- Work to complete
Your task is to copy every line of the entries that contains "title".

- Material to process

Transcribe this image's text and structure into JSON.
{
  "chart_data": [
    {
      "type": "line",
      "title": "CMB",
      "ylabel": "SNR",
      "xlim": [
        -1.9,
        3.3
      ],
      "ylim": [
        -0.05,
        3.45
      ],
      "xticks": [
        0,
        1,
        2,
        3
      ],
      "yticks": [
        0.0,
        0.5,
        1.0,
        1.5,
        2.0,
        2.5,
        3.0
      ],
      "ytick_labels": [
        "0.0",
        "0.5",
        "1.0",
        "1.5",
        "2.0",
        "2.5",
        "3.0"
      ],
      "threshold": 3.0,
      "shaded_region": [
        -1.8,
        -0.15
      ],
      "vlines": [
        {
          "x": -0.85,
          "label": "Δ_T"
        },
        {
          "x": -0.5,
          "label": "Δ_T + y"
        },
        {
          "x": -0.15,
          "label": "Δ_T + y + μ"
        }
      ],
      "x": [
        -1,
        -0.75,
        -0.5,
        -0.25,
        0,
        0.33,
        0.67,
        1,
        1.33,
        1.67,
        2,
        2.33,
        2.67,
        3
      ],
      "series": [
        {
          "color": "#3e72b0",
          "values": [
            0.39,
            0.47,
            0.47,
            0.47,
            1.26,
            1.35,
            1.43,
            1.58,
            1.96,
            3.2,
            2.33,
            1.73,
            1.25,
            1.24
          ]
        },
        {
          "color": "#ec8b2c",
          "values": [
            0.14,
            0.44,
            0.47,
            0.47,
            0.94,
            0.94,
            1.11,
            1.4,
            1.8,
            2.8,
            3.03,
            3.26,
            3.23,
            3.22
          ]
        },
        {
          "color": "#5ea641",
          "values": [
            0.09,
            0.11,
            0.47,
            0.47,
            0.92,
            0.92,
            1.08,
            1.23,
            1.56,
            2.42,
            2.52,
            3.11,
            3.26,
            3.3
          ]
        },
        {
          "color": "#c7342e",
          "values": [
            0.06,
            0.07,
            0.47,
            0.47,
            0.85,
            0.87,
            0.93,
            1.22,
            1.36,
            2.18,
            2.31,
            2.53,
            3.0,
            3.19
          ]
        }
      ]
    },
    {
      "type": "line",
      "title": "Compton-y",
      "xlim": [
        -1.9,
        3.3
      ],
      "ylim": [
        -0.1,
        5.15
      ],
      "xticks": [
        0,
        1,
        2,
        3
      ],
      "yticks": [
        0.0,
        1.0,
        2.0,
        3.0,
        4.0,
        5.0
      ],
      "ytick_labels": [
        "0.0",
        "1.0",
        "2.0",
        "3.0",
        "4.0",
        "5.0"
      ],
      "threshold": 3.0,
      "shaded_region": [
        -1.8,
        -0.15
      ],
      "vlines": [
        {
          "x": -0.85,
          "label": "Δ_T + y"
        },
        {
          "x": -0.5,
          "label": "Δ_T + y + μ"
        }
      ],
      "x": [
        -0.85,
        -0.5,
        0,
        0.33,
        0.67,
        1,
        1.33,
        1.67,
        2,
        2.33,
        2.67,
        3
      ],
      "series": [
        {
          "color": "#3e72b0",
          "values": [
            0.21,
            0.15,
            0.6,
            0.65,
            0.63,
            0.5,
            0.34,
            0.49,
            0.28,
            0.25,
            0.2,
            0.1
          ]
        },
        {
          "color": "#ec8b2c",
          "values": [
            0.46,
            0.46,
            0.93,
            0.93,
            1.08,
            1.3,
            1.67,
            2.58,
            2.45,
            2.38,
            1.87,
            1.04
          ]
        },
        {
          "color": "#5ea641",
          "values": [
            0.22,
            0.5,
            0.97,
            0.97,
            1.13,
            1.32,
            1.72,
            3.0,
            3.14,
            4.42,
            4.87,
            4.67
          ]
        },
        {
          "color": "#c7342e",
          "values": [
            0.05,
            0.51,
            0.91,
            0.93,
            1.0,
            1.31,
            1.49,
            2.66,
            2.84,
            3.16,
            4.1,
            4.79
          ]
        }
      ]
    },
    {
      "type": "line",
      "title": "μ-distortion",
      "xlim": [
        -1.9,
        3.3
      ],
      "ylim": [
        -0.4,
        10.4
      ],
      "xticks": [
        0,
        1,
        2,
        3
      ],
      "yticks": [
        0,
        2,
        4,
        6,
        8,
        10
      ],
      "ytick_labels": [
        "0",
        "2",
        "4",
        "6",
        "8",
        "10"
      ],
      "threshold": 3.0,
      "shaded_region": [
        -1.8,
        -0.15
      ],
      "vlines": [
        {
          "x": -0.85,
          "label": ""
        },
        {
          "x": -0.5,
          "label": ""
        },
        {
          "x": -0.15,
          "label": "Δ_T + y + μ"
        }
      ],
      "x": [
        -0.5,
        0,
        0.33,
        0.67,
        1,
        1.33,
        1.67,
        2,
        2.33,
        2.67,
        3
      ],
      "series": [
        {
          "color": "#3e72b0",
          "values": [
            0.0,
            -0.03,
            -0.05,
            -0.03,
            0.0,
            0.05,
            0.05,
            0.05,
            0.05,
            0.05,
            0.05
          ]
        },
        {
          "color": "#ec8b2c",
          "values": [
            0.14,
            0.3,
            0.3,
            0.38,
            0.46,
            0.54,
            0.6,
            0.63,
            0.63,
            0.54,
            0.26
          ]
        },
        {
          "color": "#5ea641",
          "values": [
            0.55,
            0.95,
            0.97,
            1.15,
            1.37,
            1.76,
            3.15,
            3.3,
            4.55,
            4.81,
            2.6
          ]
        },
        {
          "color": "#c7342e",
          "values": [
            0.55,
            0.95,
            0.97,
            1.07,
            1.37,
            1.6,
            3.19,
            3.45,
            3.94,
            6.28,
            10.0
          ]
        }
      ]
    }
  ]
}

- Exercise output
      "title": "CMB",
      "title": "Compton-y",
      "title": "μ-distortion",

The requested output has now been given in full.